--- Start of Entries supplied ---
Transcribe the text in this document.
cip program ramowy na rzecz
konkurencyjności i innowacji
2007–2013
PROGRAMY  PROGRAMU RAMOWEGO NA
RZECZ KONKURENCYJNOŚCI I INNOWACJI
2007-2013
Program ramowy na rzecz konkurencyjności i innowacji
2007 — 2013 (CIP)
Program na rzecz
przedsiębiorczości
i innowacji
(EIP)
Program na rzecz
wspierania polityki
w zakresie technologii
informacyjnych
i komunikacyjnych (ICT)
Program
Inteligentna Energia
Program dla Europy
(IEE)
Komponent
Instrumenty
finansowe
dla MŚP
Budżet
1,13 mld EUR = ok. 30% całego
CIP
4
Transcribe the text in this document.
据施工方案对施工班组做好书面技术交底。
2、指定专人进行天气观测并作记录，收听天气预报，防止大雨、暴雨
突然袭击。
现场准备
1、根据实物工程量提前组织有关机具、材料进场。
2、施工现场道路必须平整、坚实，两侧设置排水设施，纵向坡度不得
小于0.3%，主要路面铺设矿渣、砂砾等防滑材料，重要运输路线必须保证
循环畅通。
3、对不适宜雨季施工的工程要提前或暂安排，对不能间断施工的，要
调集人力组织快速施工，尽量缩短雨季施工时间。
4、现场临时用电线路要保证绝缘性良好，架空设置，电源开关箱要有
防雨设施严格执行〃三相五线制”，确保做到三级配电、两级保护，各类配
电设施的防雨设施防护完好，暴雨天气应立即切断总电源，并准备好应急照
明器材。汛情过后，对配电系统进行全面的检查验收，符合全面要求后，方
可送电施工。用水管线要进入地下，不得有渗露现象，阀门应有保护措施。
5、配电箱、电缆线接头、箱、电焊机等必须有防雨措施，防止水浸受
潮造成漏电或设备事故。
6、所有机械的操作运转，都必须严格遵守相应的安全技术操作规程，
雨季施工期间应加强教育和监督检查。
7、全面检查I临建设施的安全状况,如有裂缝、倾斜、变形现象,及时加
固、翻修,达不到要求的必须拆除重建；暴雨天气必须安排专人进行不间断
--- End of Entries supplied ---
--- Start of Entries supplied ---
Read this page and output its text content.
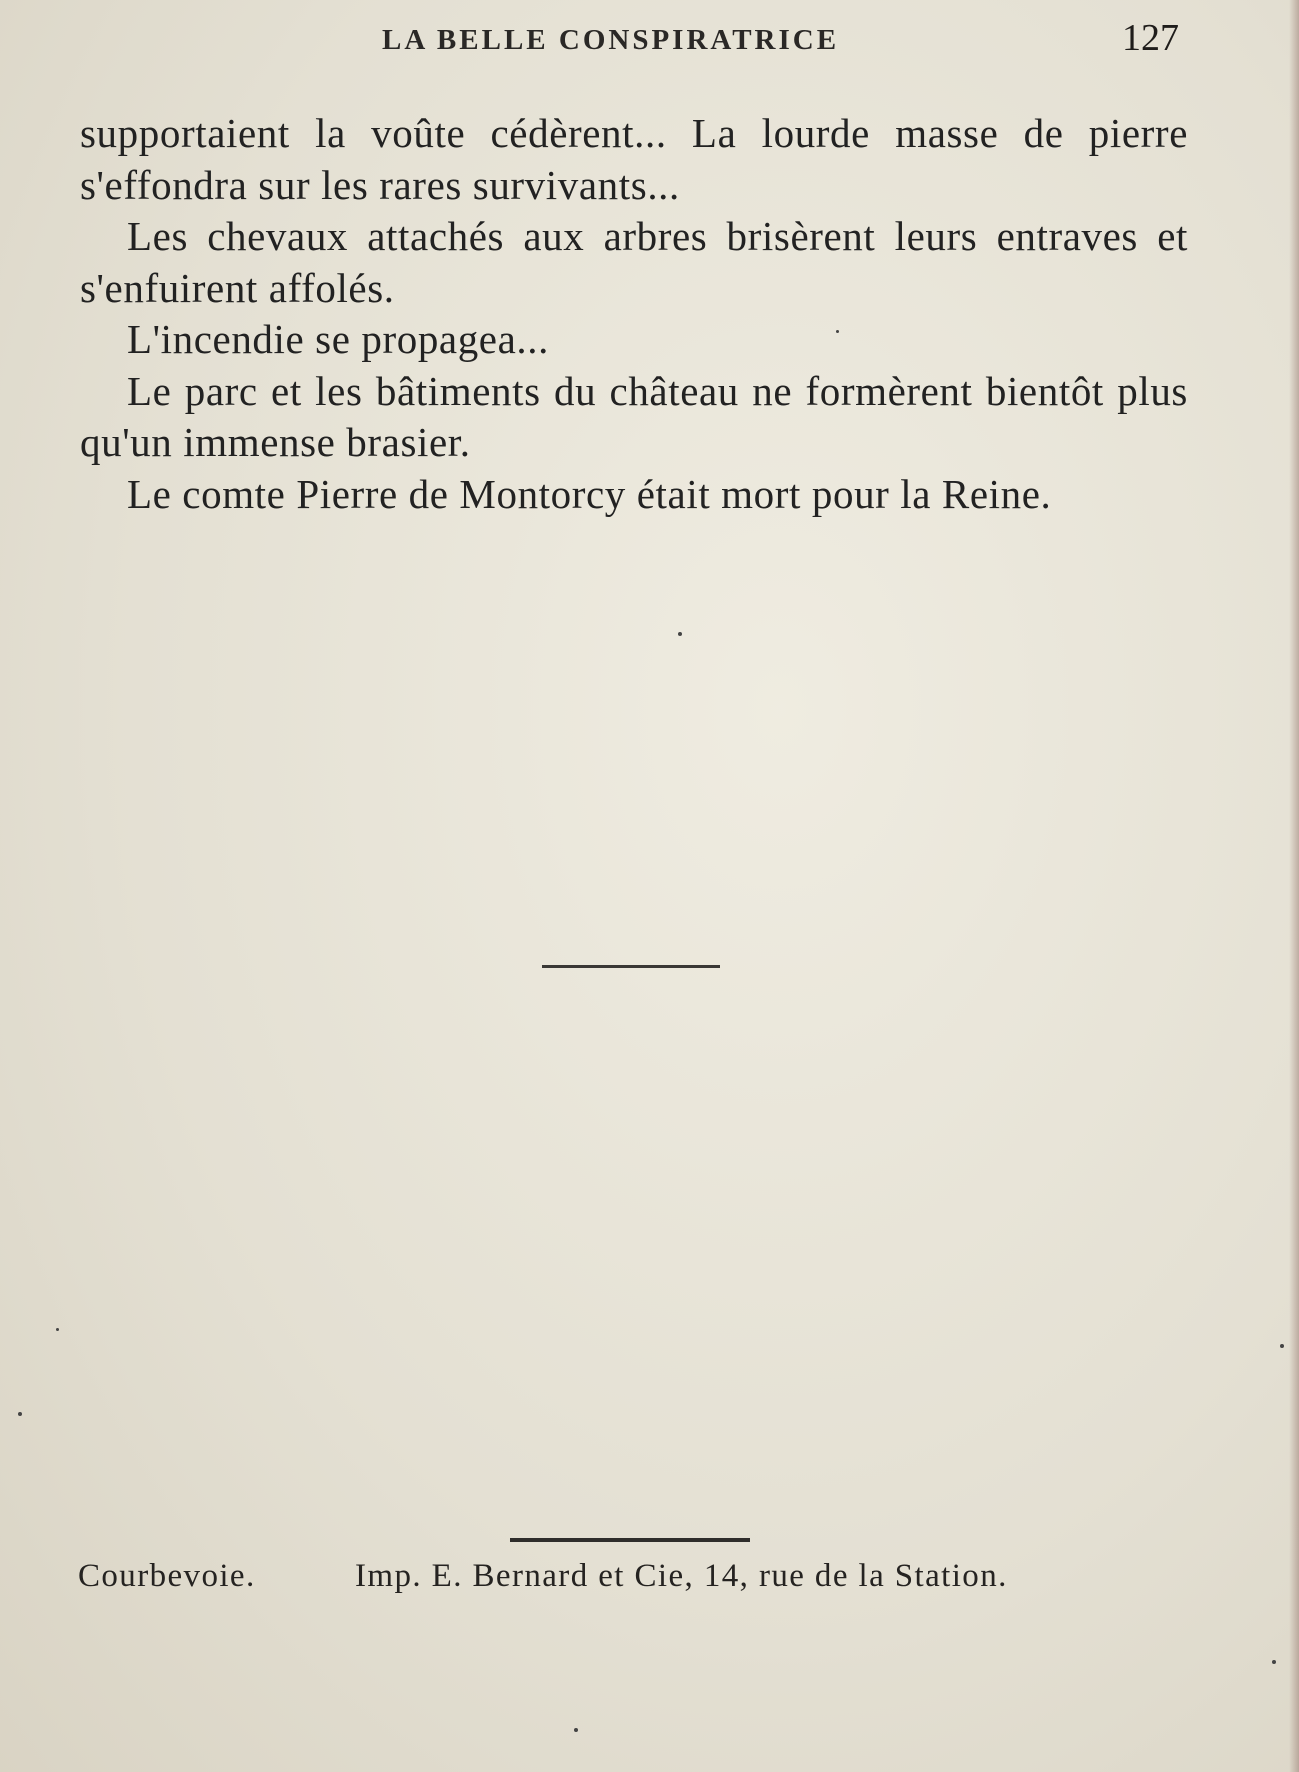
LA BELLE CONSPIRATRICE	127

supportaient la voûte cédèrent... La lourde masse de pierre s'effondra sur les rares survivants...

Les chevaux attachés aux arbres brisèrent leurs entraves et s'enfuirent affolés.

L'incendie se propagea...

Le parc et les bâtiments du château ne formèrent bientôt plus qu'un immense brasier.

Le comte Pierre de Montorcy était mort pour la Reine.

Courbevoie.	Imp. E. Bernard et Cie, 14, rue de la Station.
--- End of Entries supplied ---
**To be done:** Report how many lines in the listing include the word "ramowy". Give nothing but the count.

**Finished exercise:** 2